REQUIRED TASK: Pick out all lines in the listing holding the string "kind" and copy them.

Items from a dataset:
--- --- ---
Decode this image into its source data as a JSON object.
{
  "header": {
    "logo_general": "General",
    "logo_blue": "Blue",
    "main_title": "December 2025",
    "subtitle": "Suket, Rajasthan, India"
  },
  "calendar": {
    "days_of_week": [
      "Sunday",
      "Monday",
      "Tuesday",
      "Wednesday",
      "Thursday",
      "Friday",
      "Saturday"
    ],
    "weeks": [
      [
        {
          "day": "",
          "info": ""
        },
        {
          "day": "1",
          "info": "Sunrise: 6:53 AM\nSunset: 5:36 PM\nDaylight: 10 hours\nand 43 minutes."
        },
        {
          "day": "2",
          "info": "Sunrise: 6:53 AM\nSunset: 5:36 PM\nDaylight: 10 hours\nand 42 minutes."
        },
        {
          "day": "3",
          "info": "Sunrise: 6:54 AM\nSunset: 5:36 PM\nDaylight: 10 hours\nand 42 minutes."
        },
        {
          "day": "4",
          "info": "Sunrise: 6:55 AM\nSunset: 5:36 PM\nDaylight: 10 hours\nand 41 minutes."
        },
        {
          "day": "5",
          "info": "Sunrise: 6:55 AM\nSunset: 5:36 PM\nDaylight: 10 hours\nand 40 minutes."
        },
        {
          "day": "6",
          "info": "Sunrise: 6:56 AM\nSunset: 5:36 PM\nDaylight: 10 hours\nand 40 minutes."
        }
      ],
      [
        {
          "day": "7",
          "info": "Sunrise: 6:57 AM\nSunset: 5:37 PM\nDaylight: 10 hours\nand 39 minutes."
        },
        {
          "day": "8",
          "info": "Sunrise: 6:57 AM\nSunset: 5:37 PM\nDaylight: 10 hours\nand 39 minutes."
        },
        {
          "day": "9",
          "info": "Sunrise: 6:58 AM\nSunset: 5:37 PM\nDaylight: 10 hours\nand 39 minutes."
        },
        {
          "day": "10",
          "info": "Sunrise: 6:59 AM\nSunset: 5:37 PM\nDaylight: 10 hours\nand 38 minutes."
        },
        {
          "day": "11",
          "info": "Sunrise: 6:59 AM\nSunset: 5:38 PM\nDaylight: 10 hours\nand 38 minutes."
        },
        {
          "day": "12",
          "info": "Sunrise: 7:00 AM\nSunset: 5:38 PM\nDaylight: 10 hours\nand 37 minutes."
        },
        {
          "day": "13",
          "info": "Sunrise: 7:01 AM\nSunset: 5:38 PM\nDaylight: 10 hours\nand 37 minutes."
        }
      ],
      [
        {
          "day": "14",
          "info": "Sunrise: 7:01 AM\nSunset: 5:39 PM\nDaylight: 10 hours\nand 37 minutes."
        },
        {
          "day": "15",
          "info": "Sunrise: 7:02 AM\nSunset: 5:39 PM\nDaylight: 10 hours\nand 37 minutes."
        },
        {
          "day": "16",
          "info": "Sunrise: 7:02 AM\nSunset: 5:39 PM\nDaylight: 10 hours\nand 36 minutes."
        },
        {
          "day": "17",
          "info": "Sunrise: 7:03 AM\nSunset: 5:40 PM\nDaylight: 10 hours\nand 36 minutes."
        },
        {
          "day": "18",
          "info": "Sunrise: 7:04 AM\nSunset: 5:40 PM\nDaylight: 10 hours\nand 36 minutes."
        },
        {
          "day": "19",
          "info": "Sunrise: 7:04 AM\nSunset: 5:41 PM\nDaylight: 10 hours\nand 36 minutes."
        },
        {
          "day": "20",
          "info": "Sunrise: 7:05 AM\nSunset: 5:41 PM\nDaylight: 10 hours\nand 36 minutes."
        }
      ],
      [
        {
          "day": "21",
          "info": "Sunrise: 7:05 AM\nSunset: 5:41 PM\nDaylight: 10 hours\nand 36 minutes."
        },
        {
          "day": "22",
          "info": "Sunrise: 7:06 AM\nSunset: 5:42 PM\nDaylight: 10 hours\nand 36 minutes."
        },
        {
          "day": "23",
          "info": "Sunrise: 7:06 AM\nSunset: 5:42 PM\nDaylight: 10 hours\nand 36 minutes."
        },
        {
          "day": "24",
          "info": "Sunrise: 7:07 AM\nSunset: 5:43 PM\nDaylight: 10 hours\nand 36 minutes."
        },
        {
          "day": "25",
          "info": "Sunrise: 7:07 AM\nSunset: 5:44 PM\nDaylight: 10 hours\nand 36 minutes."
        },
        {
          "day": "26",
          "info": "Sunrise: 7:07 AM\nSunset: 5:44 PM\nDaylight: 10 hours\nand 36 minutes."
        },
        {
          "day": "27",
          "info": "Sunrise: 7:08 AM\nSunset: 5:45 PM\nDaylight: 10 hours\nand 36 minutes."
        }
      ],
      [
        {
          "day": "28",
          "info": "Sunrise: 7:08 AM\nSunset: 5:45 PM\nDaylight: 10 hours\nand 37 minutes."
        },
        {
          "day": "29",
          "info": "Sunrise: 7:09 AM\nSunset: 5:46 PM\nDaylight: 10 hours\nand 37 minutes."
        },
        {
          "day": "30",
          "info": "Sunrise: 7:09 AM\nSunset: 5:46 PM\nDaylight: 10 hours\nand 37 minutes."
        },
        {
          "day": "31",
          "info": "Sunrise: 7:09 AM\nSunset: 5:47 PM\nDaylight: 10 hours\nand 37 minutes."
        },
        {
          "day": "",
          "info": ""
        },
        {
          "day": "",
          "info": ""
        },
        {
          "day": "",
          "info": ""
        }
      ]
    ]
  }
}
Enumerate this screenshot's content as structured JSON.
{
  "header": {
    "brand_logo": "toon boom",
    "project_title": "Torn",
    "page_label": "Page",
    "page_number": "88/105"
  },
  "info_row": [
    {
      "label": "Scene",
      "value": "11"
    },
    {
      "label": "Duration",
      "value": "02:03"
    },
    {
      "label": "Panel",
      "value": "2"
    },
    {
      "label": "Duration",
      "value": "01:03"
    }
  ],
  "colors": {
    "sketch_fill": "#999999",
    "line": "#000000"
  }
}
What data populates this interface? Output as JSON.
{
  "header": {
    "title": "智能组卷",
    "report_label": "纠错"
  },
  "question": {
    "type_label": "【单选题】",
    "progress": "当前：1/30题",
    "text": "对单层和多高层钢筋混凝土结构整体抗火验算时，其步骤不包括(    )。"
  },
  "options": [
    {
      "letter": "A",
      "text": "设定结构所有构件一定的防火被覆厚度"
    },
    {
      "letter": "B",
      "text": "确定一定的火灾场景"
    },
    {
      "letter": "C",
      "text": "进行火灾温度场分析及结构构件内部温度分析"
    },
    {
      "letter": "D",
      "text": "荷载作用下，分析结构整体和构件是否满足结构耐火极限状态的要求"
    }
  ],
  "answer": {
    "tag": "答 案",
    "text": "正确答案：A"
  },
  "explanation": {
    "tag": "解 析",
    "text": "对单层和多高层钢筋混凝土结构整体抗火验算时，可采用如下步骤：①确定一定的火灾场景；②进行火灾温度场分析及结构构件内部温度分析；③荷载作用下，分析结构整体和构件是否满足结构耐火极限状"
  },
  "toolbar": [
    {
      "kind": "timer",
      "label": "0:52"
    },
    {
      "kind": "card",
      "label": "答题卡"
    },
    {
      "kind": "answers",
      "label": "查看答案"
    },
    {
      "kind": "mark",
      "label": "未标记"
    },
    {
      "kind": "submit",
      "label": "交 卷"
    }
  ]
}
--- --- ---
CORRECT OUTPUT:
      "kind": "timer",
      "kind": "card",
      "kind": "answers",
      "kind": "mark",
      "kind": "submit",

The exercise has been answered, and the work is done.